## Written instruction
Reproduce the data exactly.

## Material provided
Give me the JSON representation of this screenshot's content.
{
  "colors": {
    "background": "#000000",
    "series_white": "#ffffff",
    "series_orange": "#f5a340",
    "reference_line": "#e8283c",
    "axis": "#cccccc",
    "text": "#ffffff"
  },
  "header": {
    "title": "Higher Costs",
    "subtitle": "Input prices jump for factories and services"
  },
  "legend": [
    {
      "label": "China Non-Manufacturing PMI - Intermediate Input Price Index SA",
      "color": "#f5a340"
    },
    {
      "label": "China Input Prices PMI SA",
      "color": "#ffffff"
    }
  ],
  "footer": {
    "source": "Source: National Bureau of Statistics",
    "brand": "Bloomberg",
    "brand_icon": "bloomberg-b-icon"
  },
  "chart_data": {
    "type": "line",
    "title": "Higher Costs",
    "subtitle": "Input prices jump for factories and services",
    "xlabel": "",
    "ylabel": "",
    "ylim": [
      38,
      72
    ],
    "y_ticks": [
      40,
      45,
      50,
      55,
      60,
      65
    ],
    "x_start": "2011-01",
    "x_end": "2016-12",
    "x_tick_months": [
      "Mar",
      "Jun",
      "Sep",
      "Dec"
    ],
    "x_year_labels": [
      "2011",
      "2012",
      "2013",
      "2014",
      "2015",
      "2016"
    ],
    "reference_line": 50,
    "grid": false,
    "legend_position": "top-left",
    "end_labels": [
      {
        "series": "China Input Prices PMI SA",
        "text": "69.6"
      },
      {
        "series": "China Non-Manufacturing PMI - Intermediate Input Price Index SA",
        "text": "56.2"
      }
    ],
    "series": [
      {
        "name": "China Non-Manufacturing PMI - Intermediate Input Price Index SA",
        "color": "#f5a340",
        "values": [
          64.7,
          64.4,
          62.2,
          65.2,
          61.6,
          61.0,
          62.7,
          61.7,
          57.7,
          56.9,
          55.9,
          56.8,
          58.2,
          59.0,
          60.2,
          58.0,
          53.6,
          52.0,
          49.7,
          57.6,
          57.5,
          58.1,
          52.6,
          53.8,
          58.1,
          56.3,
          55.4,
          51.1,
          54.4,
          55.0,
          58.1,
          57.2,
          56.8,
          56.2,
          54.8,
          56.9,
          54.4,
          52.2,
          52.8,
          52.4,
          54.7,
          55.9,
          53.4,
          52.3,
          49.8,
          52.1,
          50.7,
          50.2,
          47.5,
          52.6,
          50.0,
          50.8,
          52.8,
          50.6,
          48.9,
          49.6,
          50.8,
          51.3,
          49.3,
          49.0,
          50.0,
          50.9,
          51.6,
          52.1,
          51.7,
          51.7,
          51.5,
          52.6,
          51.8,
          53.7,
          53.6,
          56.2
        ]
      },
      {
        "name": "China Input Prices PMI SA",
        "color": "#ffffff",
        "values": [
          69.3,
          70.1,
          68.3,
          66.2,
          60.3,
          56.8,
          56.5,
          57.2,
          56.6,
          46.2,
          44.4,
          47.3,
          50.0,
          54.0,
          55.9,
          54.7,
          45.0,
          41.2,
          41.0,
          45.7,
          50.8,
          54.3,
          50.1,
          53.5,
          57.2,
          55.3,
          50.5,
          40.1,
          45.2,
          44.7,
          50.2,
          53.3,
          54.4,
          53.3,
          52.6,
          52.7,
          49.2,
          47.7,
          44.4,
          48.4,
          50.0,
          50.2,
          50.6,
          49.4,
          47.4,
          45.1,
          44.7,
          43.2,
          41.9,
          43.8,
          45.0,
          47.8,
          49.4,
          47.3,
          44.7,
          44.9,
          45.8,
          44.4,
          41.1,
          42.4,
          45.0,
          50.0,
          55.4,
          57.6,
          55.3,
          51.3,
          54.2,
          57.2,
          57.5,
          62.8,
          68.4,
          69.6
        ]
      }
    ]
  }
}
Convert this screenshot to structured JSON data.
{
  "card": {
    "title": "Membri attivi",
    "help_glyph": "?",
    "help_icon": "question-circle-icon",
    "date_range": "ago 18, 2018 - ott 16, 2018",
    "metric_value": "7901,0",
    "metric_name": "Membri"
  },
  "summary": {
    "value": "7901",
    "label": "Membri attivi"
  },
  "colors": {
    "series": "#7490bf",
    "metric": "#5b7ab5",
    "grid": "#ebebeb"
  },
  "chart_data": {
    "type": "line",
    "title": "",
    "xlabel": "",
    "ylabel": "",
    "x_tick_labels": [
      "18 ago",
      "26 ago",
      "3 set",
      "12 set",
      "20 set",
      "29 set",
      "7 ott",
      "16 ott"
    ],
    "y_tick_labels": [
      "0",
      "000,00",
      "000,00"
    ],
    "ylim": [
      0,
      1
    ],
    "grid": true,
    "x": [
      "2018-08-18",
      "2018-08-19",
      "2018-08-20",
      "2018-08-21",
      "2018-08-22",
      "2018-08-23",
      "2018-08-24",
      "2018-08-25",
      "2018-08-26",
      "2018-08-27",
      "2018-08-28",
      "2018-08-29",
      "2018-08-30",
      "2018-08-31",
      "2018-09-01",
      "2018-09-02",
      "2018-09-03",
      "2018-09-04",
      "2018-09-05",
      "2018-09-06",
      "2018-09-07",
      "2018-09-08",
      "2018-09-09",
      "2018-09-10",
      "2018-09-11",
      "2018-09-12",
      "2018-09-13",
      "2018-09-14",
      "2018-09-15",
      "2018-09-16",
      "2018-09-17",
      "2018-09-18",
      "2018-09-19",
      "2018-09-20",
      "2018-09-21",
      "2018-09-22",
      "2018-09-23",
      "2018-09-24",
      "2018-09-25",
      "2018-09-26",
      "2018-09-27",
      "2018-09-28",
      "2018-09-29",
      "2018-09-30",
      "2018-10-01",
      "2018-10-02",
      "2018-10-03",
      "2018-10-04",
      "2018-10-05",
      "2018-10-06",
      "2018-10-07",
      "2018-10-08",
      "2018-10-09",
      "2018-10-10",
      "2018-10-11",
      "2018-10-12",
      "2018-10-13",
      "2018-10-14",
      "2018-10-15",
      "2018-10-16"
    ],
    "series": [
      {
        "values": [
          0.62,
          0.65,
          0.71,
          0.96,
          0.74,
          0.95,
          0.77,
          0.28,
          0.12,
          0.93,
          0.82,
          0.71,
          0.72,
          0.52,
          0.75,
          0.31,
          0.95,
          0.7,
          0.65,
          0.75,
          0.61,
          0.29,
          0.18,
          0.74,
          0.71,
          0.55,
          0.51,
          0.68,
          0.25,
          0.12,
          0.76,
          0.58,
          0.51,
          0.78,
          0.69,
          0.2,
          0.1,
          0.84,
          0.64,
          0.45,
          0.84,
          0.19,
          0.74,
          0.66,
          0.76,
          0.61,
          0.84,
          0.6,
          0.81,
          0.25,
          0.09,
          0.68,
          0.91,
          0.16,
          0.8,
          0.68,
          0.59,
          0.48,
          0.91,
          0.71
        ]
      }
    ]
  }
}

## Final result
Give me the JSON representation of this screenshot's content.
{
  "colors": {
    "background": "#000000",
    "series_white": "#ffffff",
    "series_orange": "#f5a340",
    "reference_line": "#e8283c",
    "axis": "#cccccc",
    "text": "#ffffff"
  },
  "header": {
    "title": "Higher Costs",
    "subtitle": "Input prices jump for factories and services"
  },
  "legend": [
    {
      "label": "China Non-Manufacturing PMI - Intermediate Input Price Index SA",
      "color": "#f5a340"
    },
    {
      "label": "China Input Prices PMI SA",
      "color": "#ffffff"
    }
  ],
  "footer": {
    "source": "Source: National Bureau of Statistics",
    "brand": "Bloomberg",
    "brand_icon": "bloomberg-b-icon"
  },
  "chart_data": {
    "type": "line",
    "title": "Higher Costs",
    "subtitle": "Input prices jump for factories and services",
    "xlabel": "",
    "ylabel": "",
    "ylim": [
      38,
      72
    ],
    "y_ticks": [
      40,
      45,
      50,
      55,
      60,
      65
    ],
    "x_start": "2011-01",
    "x_end": "2016-12",
    "x_tick_months": [
      "Mar",
      "Jun",
      "Sep",
      "Dec"
    ],
    "x_year_labels": [
      "2011",
      "2012",
      "2013",
      "2014",
      "2015",
      "2016"
    ],
    "reference_line": 50,
    "grid": false,
    "legend_position": "top-left",
    "end_labels": [
      {
        "series": "China Input Prices PMI SA",
        "text": "69.6"
      },
      {
        "series": "China Non-Manufacturing PMI - Intermediate Input Price Index SA",
        "text": "56.2"
      }
    ],
    "series": [
      {
        "name": "China Non-Manufacturing PMI - Intermediate Input Price Index SA",
        "color": "#f5a340",
        "values": [
          64.7,
          64.4,
          62.2,
          65.2,
          61.6,
          61.0,
          62.7,
          61.7,
          57.7,
          56.9,
          55.9,
          56.8,
          58.2,
          59.0,
          60.2,
          58.0,
          53.6,
          52.0,
          49.7,
          57.6,
          57.5,
          58.1,
          52.6,
          53.8,
          58.1,
          56.3,
          55.4,
          51.1,
          54.4,
          55.0,
          58.1,
          57.2,
          56.8,
          56.2,
          54.8,
          56.9,
          54.4,
          52.2,
          52.8,
          52.4,
          54.7,
          55.9,
          53.4,
          52.3,
          49.8,
          52.1,
          50.7,
          50.2,
          47.5,
          52.6,
          50.0,
          50.8,
          52.8,
          50.6,
          48.9,
          49.6,
          50.8,
          51.3,
          49.3,
          49.0,
          50.0,
          50.9,
          51.6,
          52.1,
          51.7,
          51.7,
          51.5,
          52.6,
          51.8,
          53.7,
          53.6,
          56.2
        ]
      },
      {
        "name": "China Input Prices PMI SA",
        "color": "#ffffff",
        "values": [
          69.3,
          70.1,
          68.3,
          66.2,
          60.3,
          56.8,
          56.5,
          57.2,
          56.6,
          46.2,
          44.4,
          47.3,
          50.0,
          54.0,
          55.9,
          54.7,
          45.0,
          41.2,
          41.0,
          45.7,
          50.8,
          54.3,
          50.1,
          53.5,
          57.2,
          55.3,
          50.5,
          40.1,
          45.2,
          44.7,
          50.2,
          53.3,
          54.4,
          53.3,
          52.6,
          52.7,
          49.2,
          47.7,
          44.4,
          48.4,
          50.0,
          50.2,
          50.6,
          49.4,
          47.4,
          45.1,
          44.7,
          43.2,
          41.9,
          43.8,
          45.0,
          47.8,
          49.4,
          47.3,
          44.7,
          44.9,
          45.8,
          44.4,
          41.1,
          42.4,
          45.0,
          50.0,
          55.4,
          57.6,
          55.3,
          51.3,
          54.2,
          57.2,
          57.5,
          62.8,
          68.4,
          69.6
        ]
      }
    ]
  }
}
Convert this screenshot to structured JSON data.
{
  "card": {
    "title": "Membri attivi",
    "help_glyph": "?",
    "help_icon": "question-circle-icon",
    "date_range": "ago 18, 2018 - ott 16, 2018",
    "metric_value": "7901,0",
    "metric_name": "Membri"
  },
  "summary": {
    "value": "7901",
    "label": "Membri attivi"
  },
  "colors": {
    "series": "#7490bf",
    "metric": "#5b7ab5",
    "grid": "#ebebeb"
  },
  "chart_data": {
    "type": "line",
    "title": "",
    "xlabel": "",
    "ylabel": "",
    "x_tick_labels": [
      "18 ago",
      "26 ago",
      "3 set",
      "12 set",
      "20 set",
      "29 set",
      "7 ott",
      "16 ott"
    ],
    "y_tick_labels": [
      "0",
      "000,00",
      "000,00"
    ],
    "ylim": [
      0,
      1
    ],
    "grid": true,
    "x": [
      "2018-08-18",
      "2018-08-19",
      "2018-08-20",
      "2018-08-21",
      "2018-08-22",
      "2018-08-23",
      "2018-08-24",
      "2018-08-25",
      "2018-08-26",
      "2018-08-27",
      "2018-08-28",
      "2018-08-29",
      "2018-08-30",
      "2018-08-31",
      "2018-09-01",
      "2018-09-02",
      "2018-09-03",
      "2018-09-04",
      "2018-09-05",
      "2018-09-06",
      "2018-09-07",
      "2018-09-08",
      "2018-09-09",
      "2018-09-10",
      "2018-09-11",
      "2018-09-12",
      "2018-09-13",
      "2018-09-14",
      "2018-09-15",
      "2018-09-16",
      "2018-09-17",
      "2018-09-18",
      "2018-09-19",
      "2018-09-20",
      "2018-09-21",
      "2018-09-22",
      "2018-09-23",
      "2018-09-24",
      "2018-09-25",
      "2018-09-26",
      "2018-09-27",
      "2018-09-28",
      "2018-09-29",
      "2018-09-30",
      "2018-10-01",
      "2018-10-02",
      "2018-10-03",
      "2018-10-04",
      "2018-10-05",
      "2018-10-06",
      "2018-10-07",
      "2018-10-08",
      "2018-10-09",
      "2018-10-10",
      "2018-10-11",
      "2018-10-12",
      "2018-10-13",
      "2018-10-14",
      "2018-10-15",
      "2018-10-16"
    ],
    "series": [
      {
        "values": [
          0.62,
          0.65,
          0.71,
          0.96,
          0.74,
          0.95,
          0.77,
          0.28,
          0.12,
          0.93,
          0.82,
          0.71,
          0.72,
          0.52,
          0.75,
          0.31,
          0.95,
          0.7,
          0.65,
          0.75,
          0.61,
          0.29,
          0.18,
          0.74,
          0.71,
          0.55,
          0.51,
          0.68,
          0.25,
          0.12,
          0.76,
          0.58,
          0.51,
          0.78,
          0.69,
          0.2,
          0.1,
          0.84,
          0.64,
          0.45,
          0.84,
          0.19,
          0.74,
          0.66,
          0.76,
          0.61,
          0.84,
          0.6,
          0.81,
          0.25,
          0.09,
          0.68,
          0.91,
          0.16,
          0.8,
          0.68,
          0.59,
          0.48,
          0.91,
          0.71
        ]
      }
    ]
  }
}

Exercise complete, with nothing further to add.